**GIVEN TASK**
Skip the pictures and quote all of the lines exactly.

>> begin EXCERPTED RECORDS

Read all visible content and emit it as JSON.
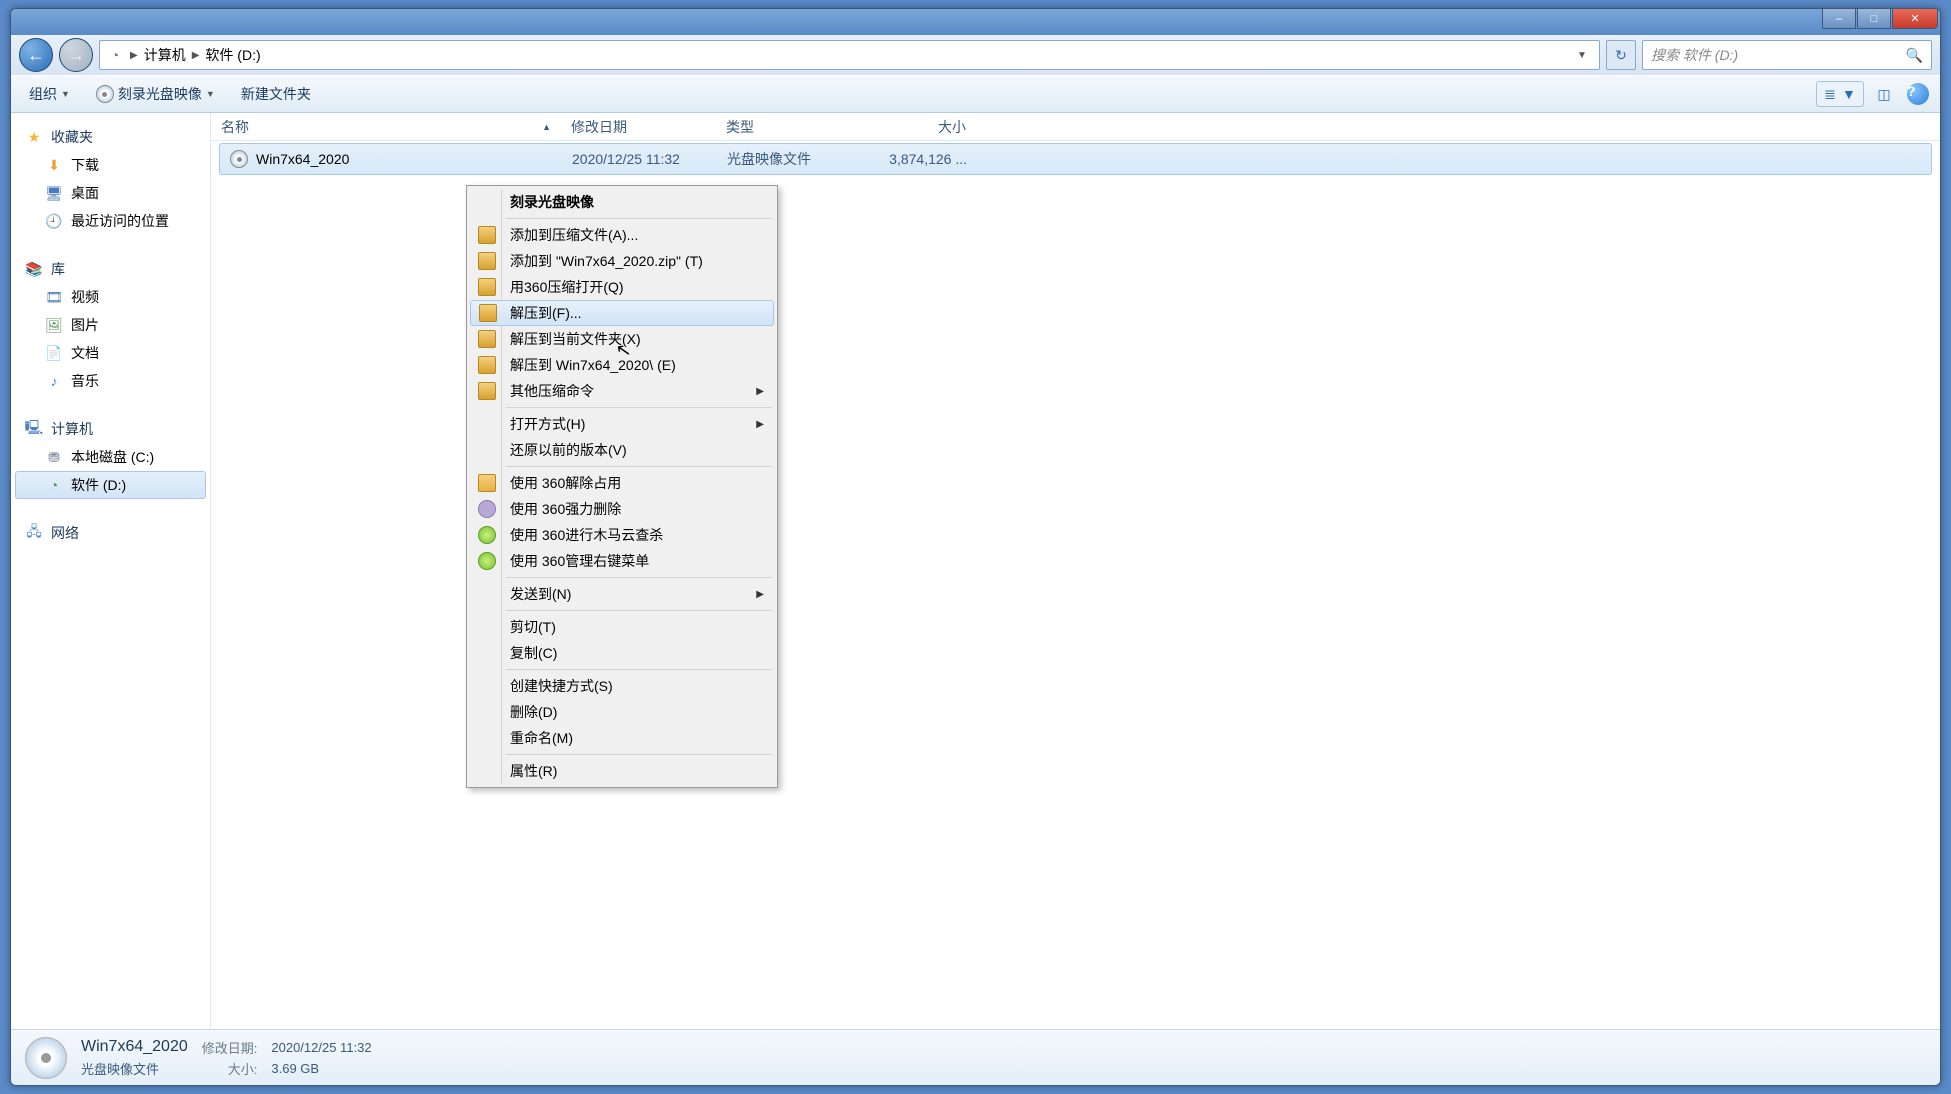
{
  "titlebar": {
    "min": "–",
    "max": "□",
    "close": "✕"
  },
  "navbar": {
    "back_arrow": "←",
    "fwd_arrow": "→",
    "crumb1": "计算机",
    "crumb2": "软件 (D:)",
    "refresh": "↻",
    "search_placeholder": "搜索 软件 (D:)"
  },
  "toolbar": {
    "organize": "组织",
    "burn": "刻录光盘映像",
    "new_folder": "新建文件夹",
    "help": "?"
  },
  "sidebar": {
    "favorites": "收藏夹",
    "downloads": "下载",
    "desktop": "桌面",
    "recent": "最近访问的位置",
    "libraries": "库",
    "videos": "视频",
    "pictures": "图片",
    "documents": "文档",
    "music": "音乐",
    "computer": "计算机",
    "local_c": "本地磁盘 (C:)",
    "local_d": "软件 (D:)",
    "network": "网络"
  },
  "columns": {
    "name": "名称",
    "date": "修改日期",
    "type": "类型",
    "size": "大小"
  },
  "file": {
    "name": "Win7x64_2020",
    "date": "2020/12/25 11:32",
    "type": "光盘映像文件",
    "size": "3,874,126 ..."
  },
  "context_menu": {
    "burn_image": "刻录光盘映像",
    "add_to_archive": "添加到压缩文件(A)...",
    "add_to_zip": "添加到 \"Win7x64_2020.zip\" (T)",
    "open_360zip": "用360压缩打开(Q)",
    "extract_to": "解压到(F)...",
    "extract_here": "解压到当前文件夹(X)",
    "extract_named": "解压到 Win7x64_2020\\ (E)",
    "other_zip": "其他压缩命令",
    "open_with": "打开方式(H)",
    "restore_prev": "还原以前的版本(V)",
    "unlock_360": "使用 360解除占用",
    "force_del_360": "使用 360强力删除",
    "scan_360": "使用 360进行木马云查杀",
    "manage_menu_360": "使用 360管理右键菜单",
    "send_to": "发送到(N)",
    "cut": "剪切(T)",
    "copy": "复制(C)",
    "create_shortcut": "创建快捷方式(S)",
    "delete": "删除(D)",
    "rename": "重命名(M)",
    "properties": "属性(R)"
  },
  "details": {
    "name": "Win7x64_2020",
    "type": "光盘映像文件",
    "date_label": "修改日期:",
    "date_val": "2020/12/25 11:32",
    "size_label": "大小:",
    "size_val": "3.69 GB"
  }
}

>> end EXCERPTED RECORDS

**RESPONSE FOR THIS EXERCISE**
Read all visible content and emit it as JSON.
{
  "titlebar": {
    "min": "–",
    "max": "□",
    "close": "✕"
  },
  "navbar": {
    "back_arrow": "←",
    "fwd_arrow": "→",
    "crumb1": "计算机",
    "crumb2": "软件 (D:)",
    "refresh": "↻",
    "search_placeholder": "搜索 软件 (D:)"
  },
  "toolbar": {
    "organize": "组织",
    "burn": "刻录光盘映像",
    "new_folder": "新建文件夹",
    "help": "?"
  },
  "sidebar": {
    "favorites": "收藏夹",
    "downloads": "下载",
    "desktop": "桌面",
    "recent": "最近访问的位置",
    "libraries": "库",
    "videos": "视频",
    "pictures": "图片",
    "documents": "文档",
    "music": "音乐",
    "computer": "计算机",
    "local_c": "本地磁盘 (C:)",
    "local_d": "软件 (D:)",
    "network": "网络"
  },
  "columns": {
    "name": "名称",
    "date": "修改日期",
    "type": "类型",
    "size": "大小"
  },
  "file": {
    "name": "Win7x64_2020",
    "date": "2020/12/25 11:32",
    "type": "光盘映像文件",
    "size": "3,874,126 ..."
  },
  "context_menu": {
    "burn_image": "刻录光盘映像",
    "add_to_archive": "添加到压缩文件(A)...",
    "add_to_zip": "添加到 \"Win7x64_2020.zip\" (T)",
    "open_360zip": "用360压缩打开(Q)",
    "extract_to": "解压到(F)...",
    "extract_here": "解压到当前文件夹(X)",
    "extract_named": "解压到 Win7x64_2020\\ (E)",
    "other_zip": "其他压缩命令",
    "open_with": "打开方式(H)",
    "restore_prev": "还原以前的版本(V)",
    "unlock_360": "使用 360解除占用",
    "force_del_360": "使用 360强力删除",
    "scan_360": "使用 360进行木马云查杀",
    "manage_menu_360": "使用 360管理右键菜单",
    "send_to": "发送到(N)",
    "cut": "剪切(T)",
    "copy": "复制(C)",
    "create_shortcut": "创建快捷方式(S)",
    "delete": "删除(D)",
    "rename": "重命名(M)",
    "properties": "属性(R)"
  },
  "details": {
    "name": "Win7x64_2020",
    "type": "光盘映像文件",
    "date_label": "修改日期:",
    "date_val": "2020/12/25 11:32",
    "size_label": "大小:",
    "size_val": "3.69 GB"
  }
}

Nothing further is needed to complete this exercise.